[Given task]
Write out the records again, exactly, leaving none out.

:: Material supplied

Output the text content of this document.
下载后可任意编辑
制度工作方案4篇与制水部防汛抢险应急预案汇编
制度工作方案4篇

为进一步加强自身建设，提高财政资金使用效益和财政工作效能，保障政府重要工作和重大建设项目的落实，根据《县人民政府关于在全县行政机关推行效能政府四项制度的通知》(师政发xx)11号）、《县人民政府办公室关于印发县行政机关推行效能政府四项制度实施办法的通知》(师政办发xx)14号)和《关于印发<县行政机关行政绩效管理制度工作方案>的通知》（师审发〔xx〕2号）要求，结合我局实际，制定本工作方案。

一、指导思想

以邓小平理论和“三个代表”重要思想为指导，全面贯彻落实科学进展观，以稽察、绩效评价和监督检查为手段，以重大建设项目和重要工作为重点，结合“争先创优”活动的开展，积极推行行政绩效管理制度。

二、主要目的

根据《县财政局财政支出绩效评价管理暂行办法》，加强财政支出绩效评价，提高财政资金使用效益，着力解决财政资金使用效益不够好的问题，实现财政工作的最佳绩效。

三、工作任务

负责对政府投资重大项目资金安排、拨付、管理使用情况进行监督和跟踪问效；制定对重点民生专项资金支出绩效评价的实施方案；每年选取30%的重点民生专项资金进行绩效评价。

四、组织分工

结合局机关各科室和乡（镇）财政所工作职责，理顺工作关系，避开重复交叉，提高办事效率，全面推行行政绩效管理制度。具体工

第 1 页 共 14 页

::::

[Task output]
Output the text content of this document.
下载后可任意编辑
制度工作方案4篇与制水部防汛抢险应急预案汇编
制度工作方案4篇

为进一步加强自身建设，提高财政资金使用效益和财政工作效能，保障政府重要工作和重大建设项目的落实，根据《县人民政府关于在全县行政机关推行效能政府四项制度的通知》(师政发xx)11号）、《县人民政府办公室关于印发县行政机关推行效能政府四项制度实施办法的通知》(师政办发xx)14号)和《关于印发<县行政机关行政绩效管理制度工作方案>的通知》（师审发〔xx〕2号）要求，结合我局实际，制定本工作方案。

一、指导思想

以邓小平理论和“三个代表”重要思想为指导，全面贯彻落实科学进展观，以稽察、绩效评价和监督检查为手段，以重大建设项目和重要工作为重点，结合“争先创优”活动的开展，积极推行行政绩效管理制度。

二、主要目的

根据《县财政局财政支出绩效评价管理暂行办法》，加强财政支出绩效评价，提高财政资金使用效益，着力解决财政资金使用效益不够好的问题，实现财政工作的最佳绩效。

三、工作任务

负责对政府投资重大项目资金安排、拨付、管理使用情况进行监督和跟踪问效；制定对重点民生专项资金支出绩效评价的实施方案；每年选取30%的重点民生专项资金进行绩效评价。

四、组织分工

结合局机关各科室和乡（镇）财政所工作职责，理顺工作关系，避开重复交叉，提高办事效率，全面推行行政绩效管理制度。具体工

第 1 页 共 14 页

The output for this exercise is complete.